§ WRITTEN INSTRUCTION: Give all the lines below again, exactly, with no pictures.

§ PROVIDED RECORDS:

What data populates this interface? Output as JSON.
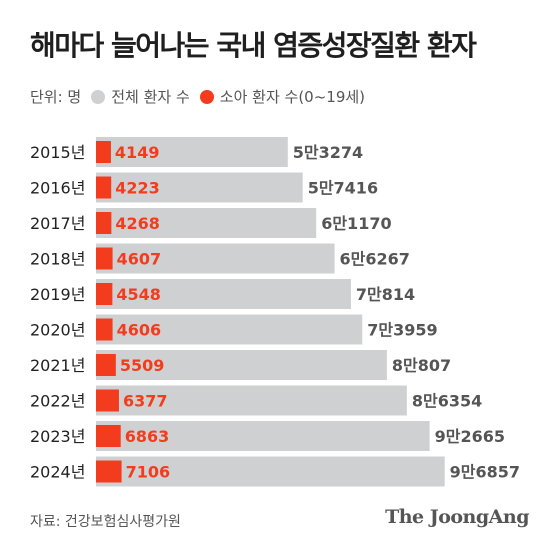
{
  "title": "해마다 늘어나는 국내 염증성장질환 환자",
  "legend": {
    "unit": "단위: 명",
    "total_label": "전체 환자 수",
    "child_label": "소아 환자 수(0~19세)"
  },
  "colors": {
    "total": "#cfd0d1",
    "child": "#f33c1d",
    "child_text": "#f33c1d",
    "value_text": "#555555"
  },
  "chart_data": {
    "type": "bar",
    "orientation": "horizontal",
    "categories": [
      "2015년",
      "2016년",
      "2017년",
      "2018년",
      "2019년",
      "2020년",
      "2021년",
      "2022년",
      "2023년",
      "2024년"
    ],
    "series": [
      {
        "name": "전체 환자 수",
        "values": [
          53274,
          57416,
          61170,
          66267,
          70814,
          73959,
          80807,
          86354,
          92665,
          96857
        ],
        "labels": [
          "5만3274",
          "5만7416",
          "6만1170",
          "6만6267",
          "7만814",
          "7만3959",
          "8만807",
          "8만6354",
          "9만2665",
          "9만6857"
        ]
      },
      {
        "name": "소아 환자 수(0~19세)",
        "values": [
          4149,
          4223,
          4268,
          4607,
          4548,
          4606,
          5509,
          6377,
          6863,
          7106
        ],
        "labels": [
          "4149",
          "4223",
          "4268",
          "4607",
          "4548",
          "4606",
          "5509",
          "6377",
          "6863",
          "7106"
        ]
      }
    ]
  },
  "source": "자료: 건강보험심사평가원",
  "brand": "The JoongAng"
}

§ CORRECT OUTPUT:
What data populates this interface? Output as JSON.
{
  "title": "해마다 늘어나는 국내 염증성장질환 환자",
  "legend": {
    "unit": "단위: 명",
    "total_label": "전체 환자 수",
    "child_label": "소아 환자 수(0~19세)"
  },
  "colors": {
    "total": "#cfd0d1",
    "child": "#f33c1d",
    "child_text": "#f33c1d",
    "value_text": "#555555"
  },
  "chart_data": {
    "type": "bar",
    "orientation": "horizontal",
    "categories": [
      "2015년",
      "2016년",
      "2017년",
      "2018년",
      "2019년",
      "2020년",
      "2021년",
      "2022년",
      "2023년",
      "2024년"
    ],
    "series": [
      {
        "name": "전체 환자 수",
        "values": [
          53274,
          57416,
          61170,
          66267,
          70814,
          73959,
          80807,
          86354,
          92665,
          96857
        ],
        "labels": [
          "5만3274",
          "5만7416",
          "6만1170",
          "6만6267",
          "7만814",
          "7만3959",
          "8만807",
          "8만6354",
          "9만2665",
          "9만6857"
        ]
      },
      {
        "name": "소아 환자 수(0~19세)",
        "values": [
          4149,
          4223,
          4268,
          4607,
          4548,
          4606,
          5509,
          6377,
          6863,
          7106
        ],
        "labels": [
          "4149",
          "4223",
          "4268",
          "4607",
          "4548",
          "4606",
          "5509",
          "6377",
          "6863",
          "7106"
        ]
      }
    ]
  },
  "source": "자료: 건강보험심사평가원",
  "brand": "The JoongAng"
}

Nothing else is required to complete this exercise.